■ Written problem ■
Within this material, how many lines have the string "texte" in them? The answer is a number, with nothing added.

### Data supplied

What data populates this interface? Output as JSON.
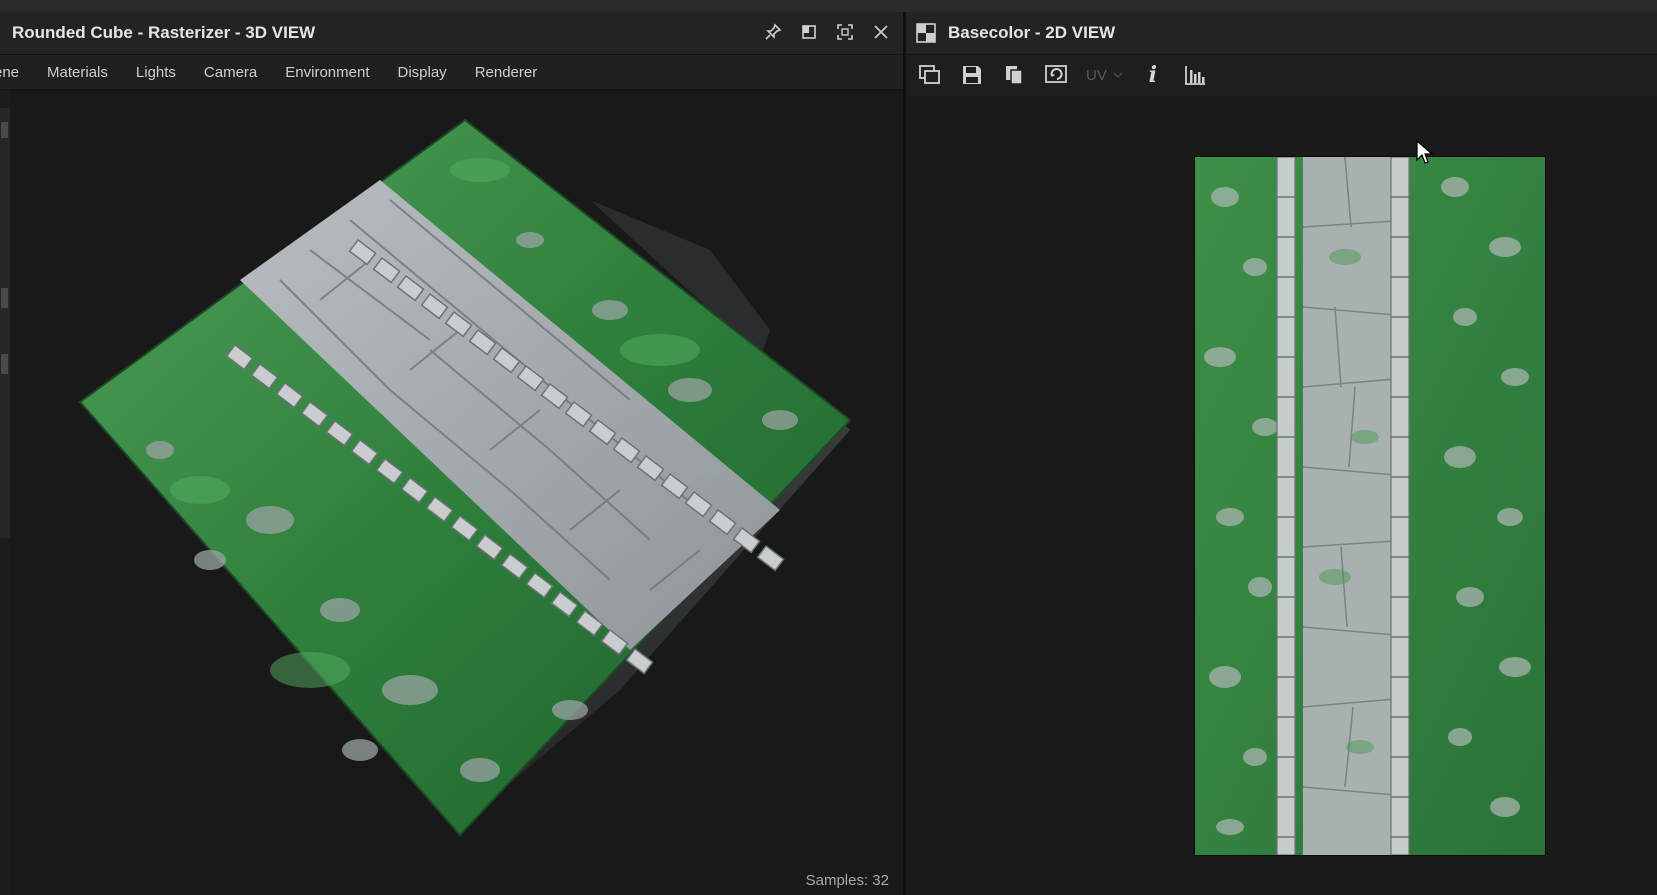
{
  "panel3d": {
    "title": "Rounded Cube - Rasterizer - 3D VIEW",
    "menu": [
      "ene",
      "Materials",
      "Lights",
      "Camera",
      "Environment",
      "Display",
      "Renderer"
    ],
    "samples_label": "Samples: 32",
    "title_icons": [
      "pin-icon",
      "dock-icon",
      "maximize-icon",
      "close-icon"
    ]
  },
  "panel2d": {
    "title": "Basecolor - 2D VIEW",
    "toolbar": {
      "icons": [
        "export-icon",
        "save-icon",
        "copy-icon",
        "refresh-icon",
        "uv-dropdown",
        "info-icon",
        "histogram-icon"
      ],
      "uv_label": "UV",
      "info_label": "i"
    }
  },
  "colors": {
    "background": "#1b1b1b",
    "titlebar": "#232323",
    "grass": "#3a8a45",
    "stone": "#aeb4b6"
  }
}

######
### Data supplied

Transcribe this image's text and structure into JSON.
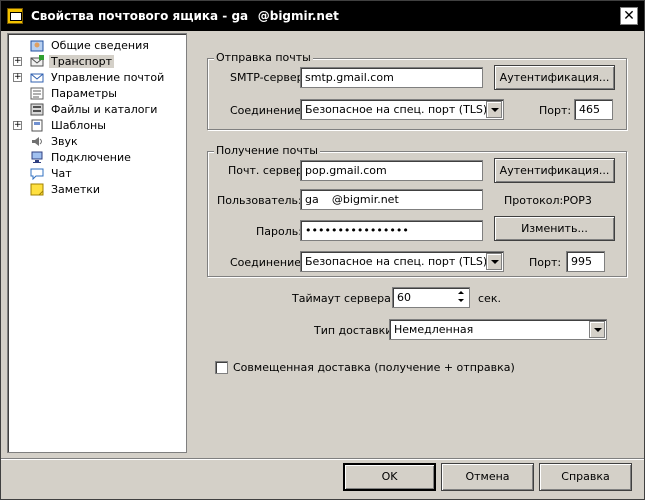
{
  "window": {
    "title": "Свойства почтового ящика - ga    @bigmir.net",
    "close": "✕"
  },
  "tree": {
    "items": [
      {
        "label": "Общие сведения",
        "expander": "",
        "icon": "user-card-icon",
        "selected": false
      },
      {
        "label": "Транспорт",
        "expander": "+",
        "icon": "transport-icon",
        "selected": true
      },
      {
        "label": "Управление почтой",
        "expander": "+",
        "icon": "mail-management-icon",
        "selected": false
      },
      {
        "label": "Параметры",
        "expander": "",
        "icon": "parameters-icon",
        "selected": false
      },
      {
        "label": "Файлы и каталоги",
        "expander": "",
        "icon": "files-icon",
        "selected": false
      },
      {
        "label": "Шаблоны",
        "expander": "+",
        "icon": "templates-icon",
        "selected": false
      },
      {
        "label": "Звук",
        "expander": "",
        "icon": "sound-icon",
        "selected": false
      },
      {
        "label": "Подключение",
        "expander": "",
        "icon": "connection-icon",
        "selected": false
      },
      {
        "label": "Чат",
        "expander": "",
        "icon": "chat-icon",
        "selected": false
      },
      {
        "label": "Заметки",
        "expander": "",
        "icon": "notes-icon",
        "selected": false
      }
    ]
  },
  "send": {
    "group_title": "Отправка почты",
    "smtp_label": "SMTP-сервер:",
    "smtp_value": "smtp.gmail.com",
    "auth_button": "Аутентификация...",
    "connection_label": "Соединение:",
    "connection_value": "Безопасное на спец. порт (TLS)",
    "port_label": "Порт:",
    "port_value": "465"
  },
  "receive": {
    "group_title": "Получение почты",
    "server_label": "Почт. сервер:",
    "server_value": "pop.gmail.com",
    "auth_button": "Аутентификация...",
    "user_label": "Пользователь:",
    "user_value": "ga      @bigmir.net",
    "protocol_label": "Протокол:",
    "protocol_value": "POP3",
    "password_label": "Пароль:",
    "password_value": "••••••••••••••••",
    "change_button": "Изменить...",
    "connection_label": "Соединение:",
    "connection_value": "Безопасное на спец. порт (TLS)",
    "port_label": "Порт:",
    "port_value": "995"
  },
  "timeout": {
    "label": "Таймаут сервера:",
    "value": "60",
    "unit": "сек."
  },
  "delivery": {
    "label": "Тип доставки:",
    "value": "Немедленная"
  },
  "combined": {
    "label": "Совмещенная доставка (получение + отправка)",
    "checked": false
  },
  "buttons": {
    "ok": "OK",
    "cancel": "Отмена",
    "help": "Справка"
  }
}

######
### Data supplied

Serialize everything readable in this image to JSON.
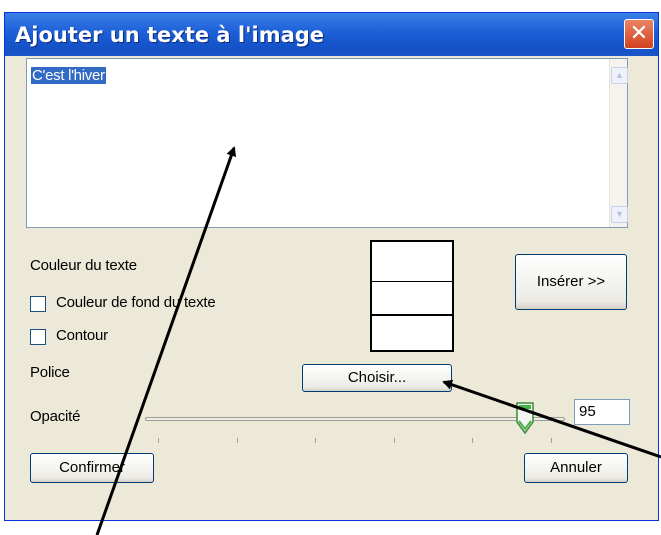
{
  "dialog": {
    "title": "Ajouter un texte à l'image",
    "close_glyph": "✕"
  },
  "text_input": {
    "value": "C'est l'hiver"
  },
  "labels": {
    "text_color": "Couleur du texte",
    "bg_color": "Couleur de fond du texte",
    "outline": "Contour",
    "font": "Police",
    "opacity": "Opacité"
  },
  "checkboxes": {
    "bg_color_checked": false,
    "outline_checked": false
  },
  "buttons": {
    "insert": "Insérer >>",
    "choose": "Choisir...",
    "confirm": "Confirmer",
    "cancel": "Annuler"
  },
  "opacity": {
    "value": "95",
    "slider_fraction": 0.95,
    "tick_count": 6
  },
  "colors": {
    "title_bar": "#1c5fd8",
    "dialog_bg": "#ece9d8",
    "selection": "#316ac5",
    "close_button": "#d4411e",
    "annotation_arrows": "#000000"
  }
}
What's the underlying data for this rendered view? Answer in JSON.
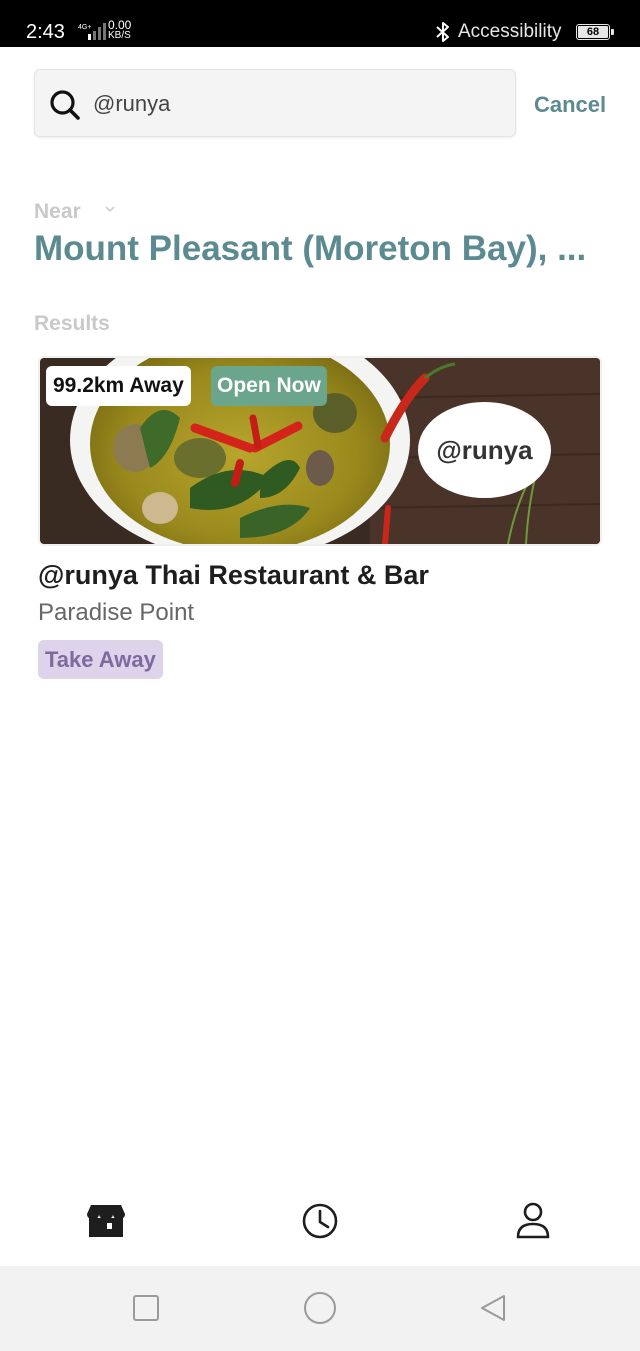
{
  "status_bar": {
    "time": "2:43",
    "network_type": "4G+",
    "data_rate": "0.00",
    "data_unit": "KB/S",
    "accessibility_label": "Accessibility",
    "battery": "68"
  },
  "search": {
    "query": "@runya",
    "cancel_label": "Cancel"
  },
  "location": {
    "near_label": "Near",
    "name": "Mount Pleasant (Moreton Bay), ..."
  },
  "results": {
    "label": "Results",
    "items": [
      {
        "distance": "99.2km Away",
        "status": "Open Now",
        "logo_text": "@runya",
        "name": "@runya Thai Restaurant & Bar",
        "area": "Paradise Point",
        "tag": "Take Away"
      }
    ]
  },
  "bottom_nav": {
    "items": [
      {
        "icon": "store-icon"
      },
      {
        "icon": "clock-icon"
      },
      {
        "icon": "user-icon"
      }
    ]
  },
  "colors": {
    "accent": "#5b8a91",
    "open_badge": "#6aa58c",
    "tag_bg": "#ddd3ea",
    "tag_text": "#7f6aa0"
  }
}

######

■ Worked answer ■
3